• [What the exercise asks]: Write out the material exactly. Do not include the pictures.

• [Records from a dataset]:
# # # # #

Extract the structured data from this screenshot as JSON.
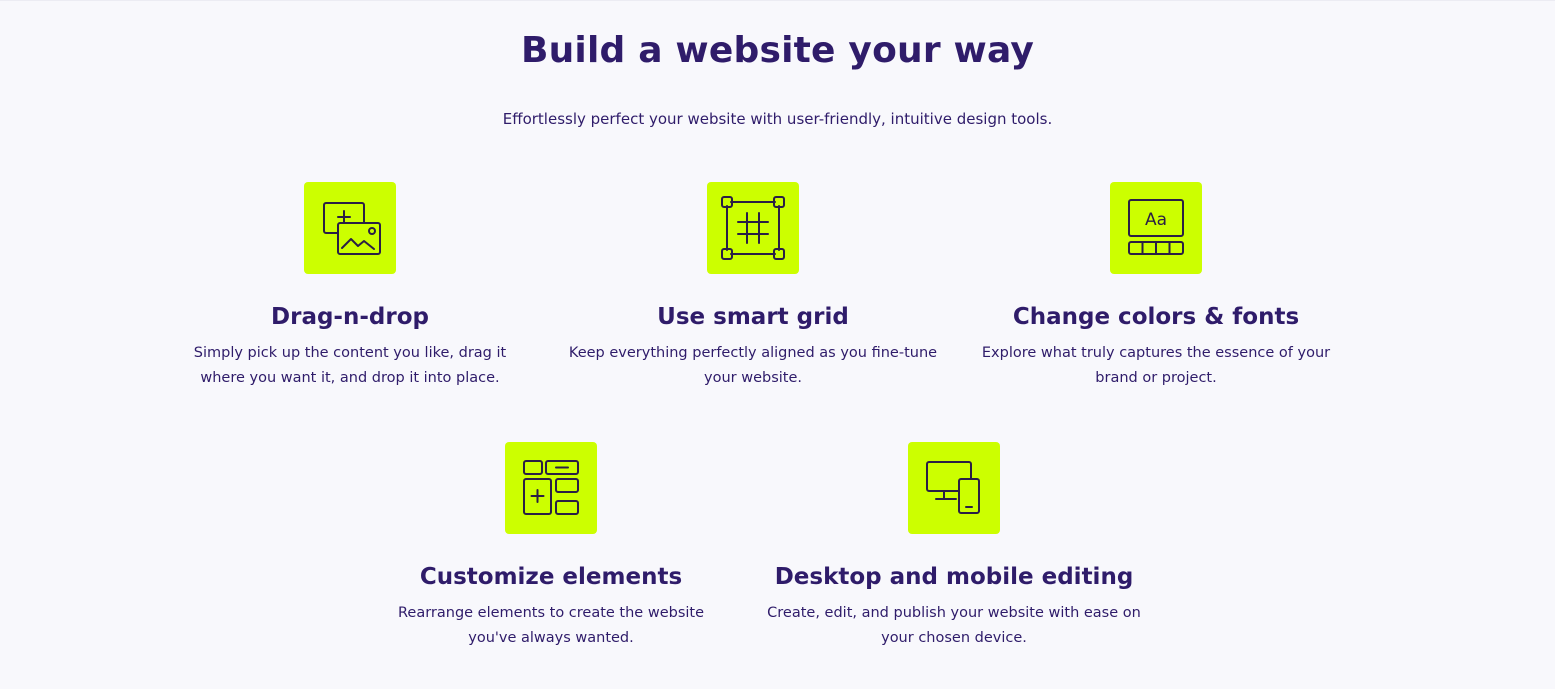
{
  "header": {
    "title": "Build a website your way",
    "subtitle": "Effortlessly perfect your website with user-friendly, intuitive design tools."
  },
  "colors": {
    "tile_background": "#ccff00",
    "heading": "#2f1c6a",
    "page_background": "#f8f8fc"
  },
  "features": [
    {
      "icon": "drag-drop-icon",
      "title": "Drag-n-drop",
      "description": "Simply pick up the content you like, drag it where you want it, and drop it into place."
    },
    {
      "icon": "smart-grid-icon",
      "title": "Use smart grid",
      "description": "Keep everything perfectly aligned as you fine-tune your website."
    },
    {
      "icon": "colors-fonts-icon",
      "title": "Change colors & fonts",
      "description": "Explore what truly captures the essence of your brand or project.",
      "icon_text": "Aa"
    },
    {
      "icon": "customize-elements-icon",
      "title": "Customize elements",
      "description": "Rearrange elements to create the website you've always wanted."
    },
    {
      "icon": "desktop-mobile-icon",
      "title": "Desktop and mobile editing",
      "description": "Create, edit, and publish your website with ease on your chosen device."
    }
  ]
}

# # # # #

• [Expected answer]:
Extract the structured data from this screenshot as JSON.
{
  "header": {
    "title": "Build a website your way",
    "subtitle": "Effortlessly perfect your website with user-friendly, intuitive design tools."
  },
  "colors": {
    "tile_background": "#ccff00",
    "heading": "#2f1c6a",
    "page_background": "#f8f8fc"
  },
  "features": [
    {
      "icon": "drag-drop-icon",
      "title": "Drag-n-drop",
      "description": "Simply pick up the content you like, drag it where you want it, and drop it into place."
    },
    {
      "icon": "smart-grid-icon",
      "title": "Use smart grid",
      "description": "Keep everything perfectly aligned as you fine-tune your website."
    },
    {
      "icon": "colors-fonts-icon",
      "title": "Change colors & fonts",
      "description": "Explore what truly captures the essence of your brand or project.",
      "icon_text": "Aa"
    },
    {
      "icon": "customize-elements-icon",
      "title": "Customize elements",
      "description": "Rearrange elements to create the website you've always wanted."
    },
    {
      "icon": "desktop-mobile-icon",
      "title": "Desktop and mobile editing",
      "description": "Create, edit, and publish your website with ease on your chosen device."
    }
  ]
}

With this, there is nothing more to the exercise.